BEGIN Dataset excerpts
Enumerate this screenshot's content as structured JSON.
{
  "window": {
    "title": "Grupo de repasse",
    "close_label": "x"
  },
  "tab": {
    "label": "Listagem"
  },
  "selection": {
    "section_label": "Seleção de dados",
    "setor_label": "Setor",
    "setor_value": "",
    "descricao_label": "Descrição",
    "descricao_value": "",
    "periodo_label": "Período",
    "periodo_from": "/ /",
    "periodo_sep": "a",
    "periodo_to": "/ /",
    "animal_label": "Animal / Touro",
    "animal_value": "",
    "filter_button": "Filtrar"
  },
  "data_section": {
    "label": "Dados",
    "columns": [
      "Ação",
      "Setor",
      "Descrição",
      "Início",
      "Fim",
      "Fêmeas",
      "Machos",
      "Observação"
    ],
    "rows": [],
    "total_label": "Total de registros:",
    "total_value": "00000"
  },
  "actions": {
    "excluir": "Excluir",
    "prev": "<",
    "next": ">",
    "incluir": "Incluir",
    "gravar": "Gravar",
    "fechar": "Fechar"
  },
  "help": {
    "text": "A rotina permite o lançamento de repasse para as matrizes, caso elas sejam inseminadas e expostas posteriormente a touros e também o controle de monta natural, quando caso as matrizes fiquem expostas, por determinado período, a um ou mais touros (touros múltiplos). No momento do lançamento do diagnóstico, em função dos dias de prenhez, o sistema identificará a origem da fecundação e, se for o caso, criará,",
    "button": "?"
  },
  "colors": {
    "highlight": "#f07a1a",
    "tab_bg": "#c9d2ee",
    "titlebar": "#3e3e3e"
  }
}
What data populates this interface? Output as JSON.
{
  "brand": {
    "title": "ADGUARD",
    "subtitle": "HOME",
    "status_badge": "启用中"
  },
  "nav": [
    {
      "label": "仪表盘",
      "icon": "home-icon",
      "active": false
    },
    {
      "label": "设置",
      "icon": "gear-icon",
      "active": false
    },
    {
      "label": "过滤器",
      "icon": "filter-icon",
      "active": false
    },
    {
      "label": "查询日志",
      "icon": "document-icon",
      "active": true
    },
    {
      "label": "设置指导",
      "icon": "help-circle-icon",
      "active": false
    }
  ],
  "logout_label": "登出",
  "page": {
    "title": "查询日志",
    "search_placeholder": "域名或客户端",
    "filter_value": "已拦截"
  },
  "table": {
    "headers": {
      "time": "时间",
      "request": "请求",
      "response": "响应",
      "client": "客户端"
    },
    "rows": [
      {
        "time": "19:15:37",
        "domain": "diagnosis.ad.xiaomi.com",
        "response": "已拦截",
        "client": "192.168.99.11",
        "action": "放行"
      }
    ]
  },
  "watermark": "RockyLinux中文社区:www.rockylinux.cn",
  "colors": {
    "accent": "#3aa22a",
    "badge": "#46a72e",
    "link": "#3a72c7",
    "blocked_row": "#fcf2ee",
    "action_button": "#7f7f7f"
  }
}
END Dataset excerpts
Give back the data above exactly as it appears.

* _Answer to the exercise_
Enumerate this screenshot's content as structured JSON.
{
  "window": {
    "title": "Grupo de repasse",
    "close_label": "x"
  },
  "tab": {
    "label": "Listagem"
  },
  "selection": {
    "section_label": "Seleção de dados",
    "setor_label": "Setor",
    "setor_value": "",
    "descricao_label": "Descrição",
    "descricao_value": "",
    "periodo_label": "Período",
    "periodo_from": "/ /",
    "periodo_sep": "a",
    "periodo_to": "/ /",
    "animal_label": "Animal / Touro",
    "animal_value": "",
    "filter_button": "Filtrar"
  },
  "data_section": {
    "label": "Dados",
    "columns": [
      "Ação",
      "Setor",
      "Descrição",
      "Início",
      "Fim",
      "Fêmeas",
      "Machos",
      "Observação"
    ],
    "rows": [],
    "total_label": "Total de registros:",
    "total_value": "00000"
  },
  "actions": {
    "excluir": "Excluir",
    "prev": "<",
    "next": ">",
    "incluir": "Incluir",
    "gravar": "Gravar",
    "fechar": "Fechar"
  },
  "help": {
    "text": "A rotina permite o lançamento de repasse para as matrizes, caso elas sejam inseminadas e expostas posteriormente a touros e também o controle de monta natural, quando caso as matrizes fiquem expostas, por determinado período, a um ou mais touros (touros múltiplos). No momento do lançamento do diagnóstico, em função dos dias de prenhez, o sistema identificará a origem da fecundação e, se for o caso, criará,",
    "button": "?"
  },
  "colors": {
    "highlight": "#f07a1a",
    "tab_bg": "#c9d2ee",
    "titlebar": "#3e3e3e"
  }
}
What data populates this interface? Output as JSON.
{
  "brand": {
    "title": "ADGUARD",
    "subtitle": "HOME",
    "status_badge": "启用中"
  },
  "nav": [
    {
      "label": "仪表盘",
      "icon": "home-icon",
      "active": false
    },
    {
      "label": "设置",
      "icon": "gear-icon",
      "active": false
    },
    {
      "label": "过滤器",
      "icon": "filter-icon",
      "active": false
    },
    {
      "label": "查询日志",
      "icon": "document-icon",
      "active": true
    },
    {
      "label": "设置指导",
      "icon": "help-circle-icon",
      "active": false
    }
  ],
  "logout_label": "登出",
  "page": {
    "title": "查询日志",
    "search_placeholder": "域名或客户端",
    "filter_value": "已拦截"
  },
  "table": {
    "headers": {
      "time": "时间",
      "request": "请求",
      "response": "响应",
      "client": "客户端"
    },
    "rows": [
      {
        "time": "19:15:37",
        "domain": "diagnosis.ad.xiaomi.com",
        "response": "已拦截",
        "client": "192.168.99.11",
        "action": "放行"
      }
    ]
  },
  "watermark": "RockyLinux中文社区:www.rockylinux.cn",
  "colors": {
    "accent": "#3aa22a",
    "badge": "#46a72e",
    "link": "#3a72c7",
    "blocked_row": "#fcf2ee",
    "action_button": "#7f7f7f"
  }
}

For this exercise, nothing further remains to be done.